Give the data below again, word for word.
## start Material supplied
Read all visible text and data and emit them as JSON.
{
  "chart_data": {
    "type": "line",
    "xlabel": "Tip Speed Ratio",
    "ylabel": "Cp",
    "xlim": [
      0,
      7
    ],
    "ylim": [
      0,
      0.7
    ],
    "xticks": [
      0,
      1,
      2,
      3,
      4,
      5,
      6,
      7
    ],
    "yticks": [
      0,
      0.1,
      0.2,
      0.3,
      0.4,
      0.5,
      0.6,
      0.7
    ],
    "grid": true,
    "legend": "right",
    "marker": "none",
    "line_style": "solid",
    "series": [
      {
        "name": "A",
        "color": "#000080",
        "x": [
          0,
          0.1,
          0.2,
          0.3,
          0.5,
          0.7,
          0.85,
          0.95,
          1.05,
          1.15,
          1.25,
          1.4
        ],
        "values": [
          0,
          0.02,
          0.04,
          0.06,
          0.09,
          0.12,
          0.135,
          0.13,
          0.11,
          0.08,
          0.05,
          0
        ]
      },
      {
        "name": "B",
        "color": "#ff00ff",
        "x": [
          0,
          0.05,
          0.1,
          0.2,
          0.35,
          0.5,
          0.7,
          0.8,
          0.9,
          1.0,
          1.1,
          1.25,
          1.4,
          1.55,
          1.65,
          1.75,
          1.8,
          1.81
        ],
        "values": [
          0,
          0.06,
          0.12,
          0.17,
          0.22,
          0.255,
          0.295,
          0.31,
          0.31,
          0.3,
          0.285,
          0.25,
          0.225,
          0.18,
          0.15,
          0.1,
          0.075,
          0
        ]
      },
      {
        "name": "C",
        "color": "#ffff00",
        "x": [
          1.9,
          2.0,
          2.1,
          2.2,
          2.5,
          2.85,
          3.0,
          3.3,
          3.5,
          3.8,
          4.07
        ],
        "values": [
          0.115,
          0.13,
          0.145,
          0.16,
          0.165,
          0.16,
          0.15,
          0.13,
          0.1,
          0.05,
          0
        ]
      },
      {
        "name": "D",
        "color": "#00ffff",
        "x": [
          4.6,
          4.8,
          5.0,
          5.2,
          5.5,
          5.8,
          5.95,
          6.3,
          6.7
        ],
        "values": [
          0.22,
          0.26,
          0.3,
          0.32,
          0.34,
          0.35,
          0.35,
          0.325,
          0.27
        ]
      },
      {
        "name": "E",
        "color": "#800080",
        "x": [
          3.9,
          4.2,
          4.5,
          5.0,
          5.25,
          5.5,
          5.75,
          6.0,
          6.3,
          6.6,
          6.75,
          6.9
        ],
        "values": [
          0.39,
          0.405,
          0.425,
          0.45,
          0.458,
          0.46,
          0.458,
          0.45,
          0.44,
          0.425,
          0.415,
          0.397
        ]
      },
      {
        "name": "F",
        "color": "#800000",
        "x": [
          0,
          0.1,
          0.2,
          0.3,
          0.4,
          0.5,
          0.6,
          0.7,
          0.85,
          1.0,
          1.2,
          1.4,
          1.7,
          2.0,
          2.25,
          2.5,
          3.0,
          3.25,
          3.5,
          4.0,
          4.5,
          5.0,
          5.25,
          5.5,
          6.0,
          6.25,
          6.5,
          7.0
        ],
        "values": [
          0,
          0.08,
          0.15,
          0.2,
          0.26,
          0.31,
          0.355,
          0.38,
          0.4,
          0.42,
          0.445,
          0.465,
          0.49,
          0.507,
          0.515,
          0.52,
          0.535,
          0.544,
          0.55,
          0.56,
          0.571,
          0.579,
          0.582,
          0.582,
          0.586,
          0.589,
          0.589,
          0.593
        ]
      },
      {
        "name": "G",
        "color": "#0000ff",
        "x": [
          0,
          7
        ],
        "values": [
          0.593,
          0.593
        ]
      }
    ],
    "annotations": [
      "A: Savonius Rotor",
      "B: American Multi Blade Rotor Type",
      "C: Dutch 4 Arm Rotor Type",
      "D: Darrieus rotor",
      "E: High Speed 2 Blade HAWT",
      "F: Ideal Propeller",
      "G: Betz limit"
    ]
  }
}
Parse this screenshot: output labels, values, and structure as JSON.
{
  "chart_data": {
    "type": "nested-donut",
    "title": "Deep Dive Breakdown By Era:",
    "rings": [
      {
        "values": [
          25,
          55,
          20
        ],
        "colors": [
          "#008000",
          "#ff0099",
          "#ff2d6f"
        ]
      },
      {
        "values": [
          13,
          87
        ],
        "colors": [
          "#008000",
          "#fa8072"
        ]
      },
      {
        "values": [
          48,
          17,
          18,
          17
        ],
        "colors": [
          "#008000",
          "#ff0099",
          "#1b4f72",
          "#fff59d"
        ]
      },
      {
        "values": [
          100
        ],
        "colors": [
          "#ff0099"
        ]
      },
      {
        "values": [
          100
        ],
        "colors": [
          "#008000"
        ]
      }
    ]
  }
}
## end Material supplied
The completed task
Read all visible text and data and emit them as JSON.
{
  "chart_data": {
    "type": "line",
    "xlabel": "Tip Speed Ratio",
    "ylabel": "Cp",
    "xlim": [
      0,
      7
    ],
    "ylim": [
      0,
      0.7
    ],
    "xticks": [
      0,
      1,
      2,
      3,
      4,
      5,
      6,
      7
    ],
    "yticks": [
      0,
      0.1,
      0.2,
      0.3,
      0.4,
      0.5,
      0.6,
      0.7
    ],
    "grid": true,
    "legend": "right",
    "marker": "none",
    "line_style": "solid",
    "series": [
      {
        "name": "A",
        "color": "#000080",
        "x": [
          0,
          0.1,
          0.2,
          0.3,
          0.5,
          0.7,
          0.85,
          0.95,
          1.05,
          1.15,
          1.25,
          1.4
        ],
        "values": [
          0,
          0.02,
          0.04,
          0.06,
          0.09,
          0.12,
          0.135,
          0.13,
          0.11,
          0.08,
          0.05,
          0
        ]
      },
      {
        "name": "B",
        "color": "#ff00ff",
        "x": [
          0,
          0.05,
          0.1,
          0.2,
          0.35,
          0.5,
          0.7,
          0.8,
          0.9,
          1.0,
          1.1,
          1.25,
          1.4,
          1.55,
          1.65,
          1.75,
          1.8,
          1.81
        ],
        "values": [
          0,
          0.06,
          0.12,
          0.17,
          0.22,
          0.255,
          0.295,
          0.31,
          0.31,
          0.3,
          0.285,
          0.25,
          0.225,
          0.18,
          0.15,
          0.1,
          0.075,
          0
        ]
      },
      {
        "name": "C",
        "color": "#ffff00",
        "x": [
          1.9,
          2.0,
          2.1,
          2.2,
          2.5,
          2.85,
          3.0,
          3.3,
          3.5,
          3.8,
          4.07
        ],
        "values": [
          0.115,
          0.13,
          0.145,
          0.16,
          0.165,
          0.16,
          0.15,
          0.13,
          0.1,
          0.05,
          0
        ]
      },
      {
        "name": "D",
        "color": "#00ffff",
        "x": [
          4.6,
          4.8,
          5.0,
          5.2,
          5.5,
          5.8,
          5.95,
          6.3,
          6.7
        ],
        "values": [
          0.22,
          0.26,
          0.3,
          0.32,
          0.34,
          0.35,
          0.35,
          0.325,
          0.27
        ]
      },
      {
        "name": "E",
        "color": "#800080",
        "x": [
          3.9,
          4.2,
          4.5,
          5.0,
          5.25,
          5.5,
          5.75,
          6.0,
          6.3,
          6.6,
          6.75,
          6.9
        ],
        "values": [
          0.39,
          0.405,
          0.425,
          0.45,
          0.458,
          0.46,
          0.458,
          0.45,
          0.44,
          0.425,
          0.415,
          0.397
        ]
      },
      {
        "name": "F",
        "color": "#800000",
        "x": [
          0,
          0.1,
          0.2,
          0.3,
          0.4,
          0.5,
          0.6,
          0.7,
          0.85,
          1.0,
          1.2,
          1.4,
          1.7,
          2.0,
          2.25,
          2.5,
          3.0,
          3.25,
          3.5,
          4.0,
          4.5,
          5.0,
          5.25,
          5.5,
          6.0,
          6.25,
          6.5,
          7.0
        ],
        "values": [
          0,
          0.08,
          0.15,
          0.2,
          0.26,
          0.31,
          0.355,
          0.38,
          0.4,
          0.42,
          0.445,
          0.465,
          0.49,
          0.507,
          0.515,
          0.52,
          0.535,
          0.544,
          0.55,
          0.56,
          0.571,
          0.579,
          0.582,
          0.582,
          0.586,
          0.589,
          0.589,
          0.593
        ]
      },
      {
        "name": "G",
        "color": "#0000ff",
        "x": [
          0,
          7
        ],
        "values": [
          0.593,
          0.593
        ]
      }
    ],
    "annotations": [
      "A: Savonius Rotor",
      "B: American Multi Blade Rotor Type",
      "C: Dutch 4 Arm Rotor Type",
      "D: Darrieus rotor",
      "E: High Speed 2 Blade HAWT",
      "F: Ideal Propeller",
      "G: Betz limit"
    ]
  }
}
Parse this screenshot: output labels, values, and structure as JSON.
{
  "chart_data": {
    "type": "nested-donut",
    "title": "Deep Dive Breakdown By Era:",
    "rings": [
      {
        "values": [
          25,
          55,
          20
        ],
        "colors": [
          "#008000",
          "#ff0099",
          "#ff2d6f"
        ]
      },
      {
        "values": [
          13,
          87
        ],
        "colors": [
          "#008000",
          "#fa8072"
        ]
      },
      {
        "values": [
          48,
          17,
          18,
          17
        ],
        "colors": [
          "#008000",
          "#ff0099",
          "#1b4f72",
          "#fff59d"
        ]
      },
      {
        "values": [
          100
        ],
        "colors": [
          "#ff0099"
        ]
      },
      {
        "values": [
          100
        ],
        "colors": [
          "#008000"
        ]
      }
    ]
  }
}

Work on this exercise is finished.